▶ **Stored entries**:
>> BEGIN

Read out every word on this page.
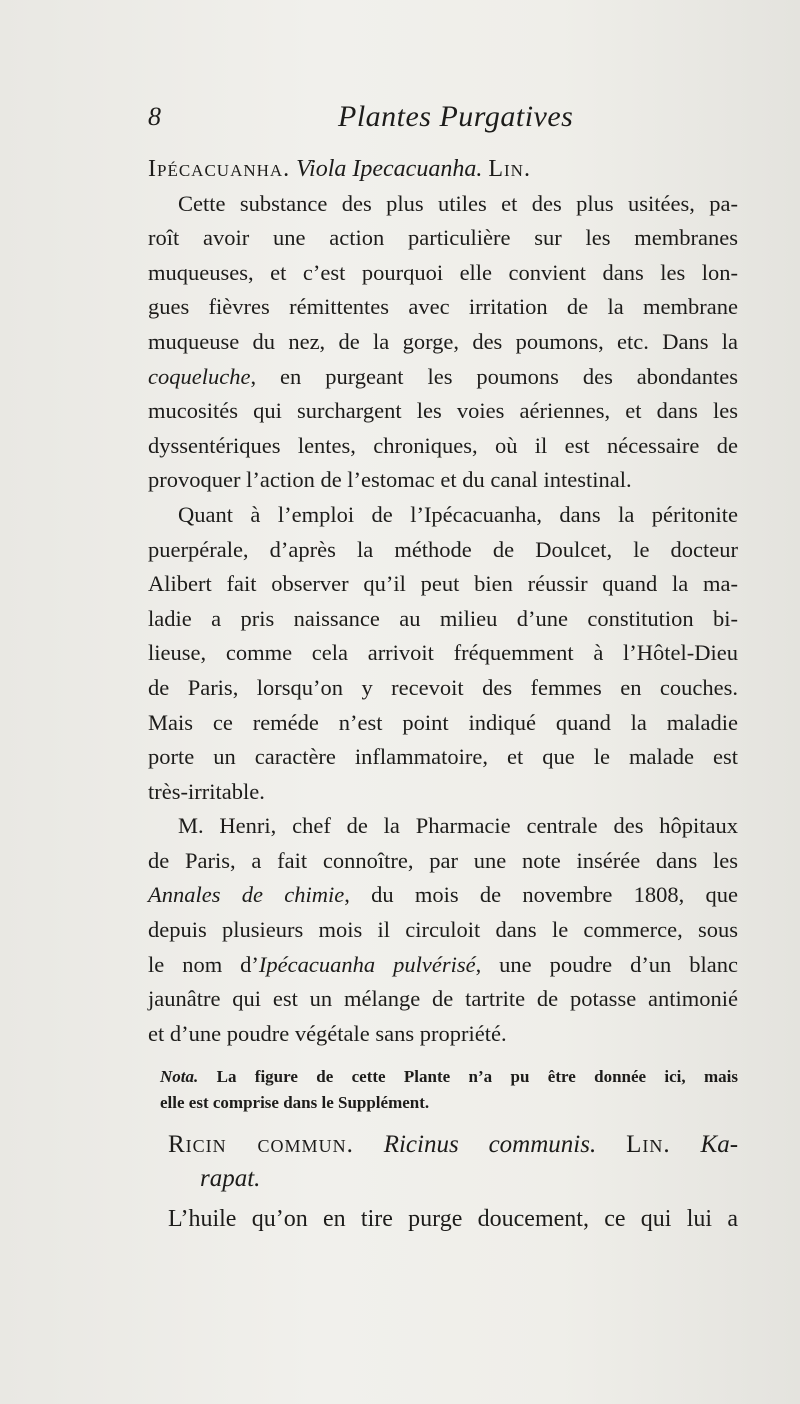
8	Plantes Purgatives
Ipécacuanha. Viola Ipecacuanha. Lin.
Cette substance des plus utiles et des plus usitées, pa-
roît avoir une action particulière sur les membranes
muqueuses, et c’est pourquoi elle convient dans les lon-
gues fièvres rémittentes avec irritation de la membrane
muqueuse du nez, de la gorge, des poumons, etc. Dans la
coqueluche, en purgeant les poumons des abondantes
mucosités qui surchargent les voies aériennes, et dans les
dyssentériques lentes, chroniques, où il est nécessaire de
provoquer l’action de l’estomac et du canal intestinal.
Quant à l’emploi de l’Ipécacuanha, dans la péritonite
puerpérale, d’après la méthode de Doulcet, le docteur
Alibert fait observer qu’il peut bien réussir quand la ma-
ladie a pris naissance au milieu d’une constitution bi-
lieuse, comme cela arrivoit fréquemment à l’Hôtel-Dieu
de Paris, lorsqu’on y recevoit des femmes en couches.
Mais ce reméde n’est point indiqué quand la maladie
porte un caractère inflammatoire, et que le malade est
très-irritable.
M. Henri, chef de la Pharmacie centrale des hôpitaux
de Paris, a fait connoître, par une note insérée dans les
Annales de chimie, du mois de novembre 1808, que
depuis plusieurs mois il circuloit dans le commerce, sous
le nom d’Ipécacuanha pulvérisé, une poudre d’un blanc
jaunâtre qui est un mélange de tartrite de potasse antimonié
et d’une poudre végétale sans propriété.
Nota. La figure de cette Plante n’a pu être donnée ici, mais
elle est comprise dans le Supplément.
Ricin commun. Ricinus communis. Lin. Ka-
rapat.
L’huile qu’on en tire purge doucement, ce qui lui a
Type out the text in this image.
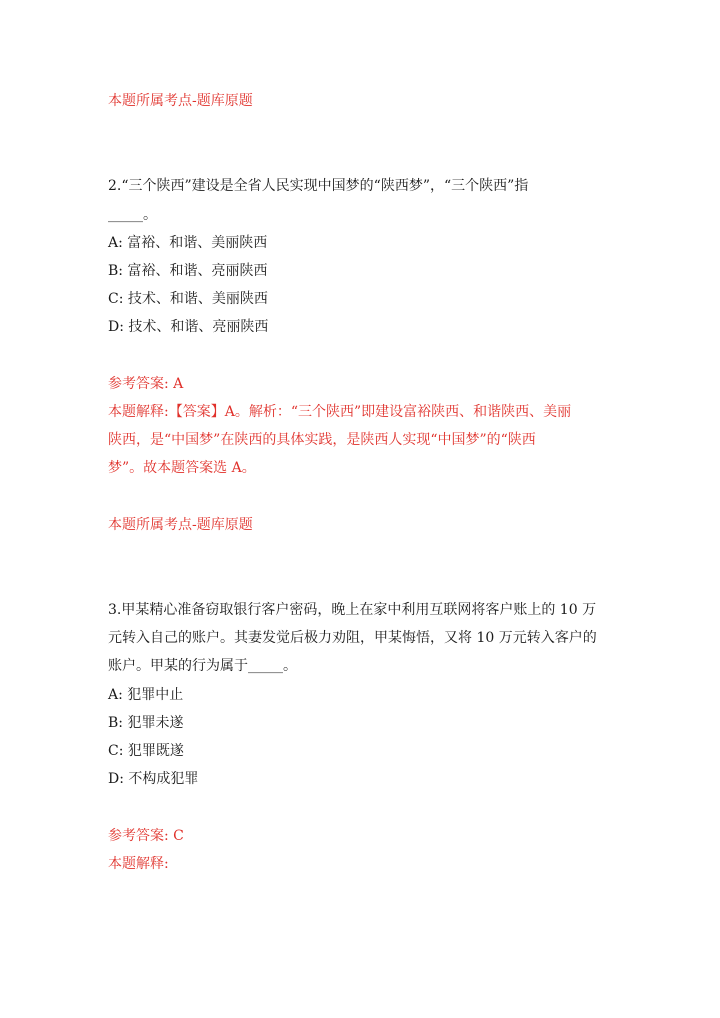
本题所属考点-题库原题
2.“三个陕西”建设是全省人民实现中国梦的“陕西梦”，“三个陕西”指
_____。
A: 富裕、和谐、美丽陕西
B: 富裕、和谐、亮丽陕西
C: 技术、和谐、美丽陕西
D: 技术、和谐、亮丽陕西
参考答案: A
本题解释:【答案】A。解析：“三个陕西”即建设富裕陕西、和谐陕西、美丽
陕西，是“中国梦”在陕西的具体实践，是陕西人实现“中国梦”的“陕西
梦”。故本题答案选 A。
本题所属考点-题库原题
3.甲某精心准备窃取银行客户密码，晚上在家中利用互联网将客户账上的 10 万
元转入自己的账户。其妻发觉后极力劝阻，甲某悔悟，又将 10 万元转入客户的
账户。甲某的行为属于_____。
A: 犯罪中止
B: 犯罪未遂
C: 犯罪既遂
D: 不构成犯罪
参考答案: C
本题解释:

>> END

▶ **Instructions for the task**:
Using the material above, state how many lines include the string "elle". Answer with a single number.

▶ **Reply**:
2